## START Material for the task
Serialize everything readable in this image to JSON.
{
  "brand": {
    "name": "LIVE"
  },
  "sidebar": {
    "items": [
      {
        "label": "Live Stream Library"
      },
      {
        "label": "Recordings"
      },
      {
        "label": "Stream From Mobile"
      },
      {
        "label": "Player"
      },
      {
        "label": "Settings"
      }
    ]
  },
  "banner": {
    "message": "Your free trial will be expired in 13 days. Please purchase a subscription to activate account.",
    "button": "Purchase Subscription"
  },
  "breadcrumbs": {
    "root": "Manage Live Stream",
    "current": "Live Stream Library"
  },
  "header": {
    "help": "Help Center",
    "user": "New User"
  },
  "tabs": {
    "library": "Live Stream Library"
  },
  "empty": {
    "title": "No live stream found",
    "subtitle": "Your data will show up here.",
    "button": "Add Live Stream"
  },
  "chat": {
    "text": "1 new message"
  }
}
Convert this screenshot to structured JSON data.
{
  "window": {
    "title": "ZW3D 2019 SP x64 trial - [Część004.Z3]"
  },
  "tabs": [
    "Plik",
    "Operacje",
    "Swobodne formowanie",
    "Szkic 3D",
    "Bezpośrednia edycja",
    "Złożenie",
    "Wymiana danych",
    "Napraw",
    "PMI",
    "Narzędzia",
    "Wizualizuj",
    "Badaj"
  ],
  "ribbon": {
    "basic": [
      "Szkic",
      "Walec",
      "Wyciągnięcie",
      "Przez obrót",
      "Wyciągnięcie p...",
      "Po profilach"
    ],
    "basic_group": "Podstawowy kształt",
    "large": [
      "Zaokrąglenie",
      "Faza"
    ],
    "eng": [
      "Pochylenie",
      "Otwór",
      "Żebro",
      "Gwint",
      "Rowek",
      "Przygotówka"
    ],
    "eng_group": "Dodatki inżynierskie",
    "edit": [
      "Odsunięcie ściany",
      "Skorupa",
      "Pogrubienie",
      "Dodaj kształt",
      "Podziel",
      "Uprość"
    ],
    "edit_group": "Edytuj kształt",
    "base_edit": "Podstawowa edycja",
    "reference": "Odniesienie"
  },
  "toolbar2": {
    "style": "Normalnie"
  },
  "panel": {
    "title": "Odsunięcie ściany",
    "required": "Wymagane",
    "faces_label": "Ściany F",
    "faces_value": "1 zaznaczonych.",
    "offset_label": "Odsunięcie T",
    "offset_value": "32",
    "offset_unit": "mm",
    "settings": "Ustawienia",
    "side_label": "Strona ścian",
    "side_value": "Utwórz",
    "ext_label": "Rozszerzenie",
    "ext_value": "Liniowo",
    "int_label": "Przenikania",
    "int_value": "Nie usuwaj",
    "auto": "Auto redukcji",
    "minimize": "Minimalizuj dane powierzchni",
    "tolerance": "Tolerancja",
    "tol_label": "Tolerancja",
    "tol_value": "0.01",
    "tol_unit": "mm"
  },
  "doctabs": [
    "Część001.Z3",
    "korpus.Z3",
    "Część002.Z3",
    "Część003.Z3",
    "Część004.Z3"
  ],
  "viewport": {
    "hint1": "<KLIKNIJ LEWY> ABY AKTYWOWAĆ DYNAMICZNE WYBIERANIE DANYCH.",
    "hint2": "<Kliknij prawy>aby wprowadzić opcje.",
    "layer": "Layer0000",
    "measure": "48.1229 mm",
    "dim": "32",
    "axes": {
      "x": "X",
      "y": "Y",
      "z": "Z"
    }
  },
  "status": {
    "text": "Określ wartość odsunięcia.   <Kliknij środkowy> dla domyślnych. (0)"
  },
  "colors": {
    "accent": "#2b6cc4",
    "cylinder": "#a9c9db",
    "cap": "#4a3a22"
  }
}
## END Material for the task
◆ **What the task asks**
Lines that include the word "Library" — how many are there in the data? Answer with the number alone.

◆ **Written reply**
3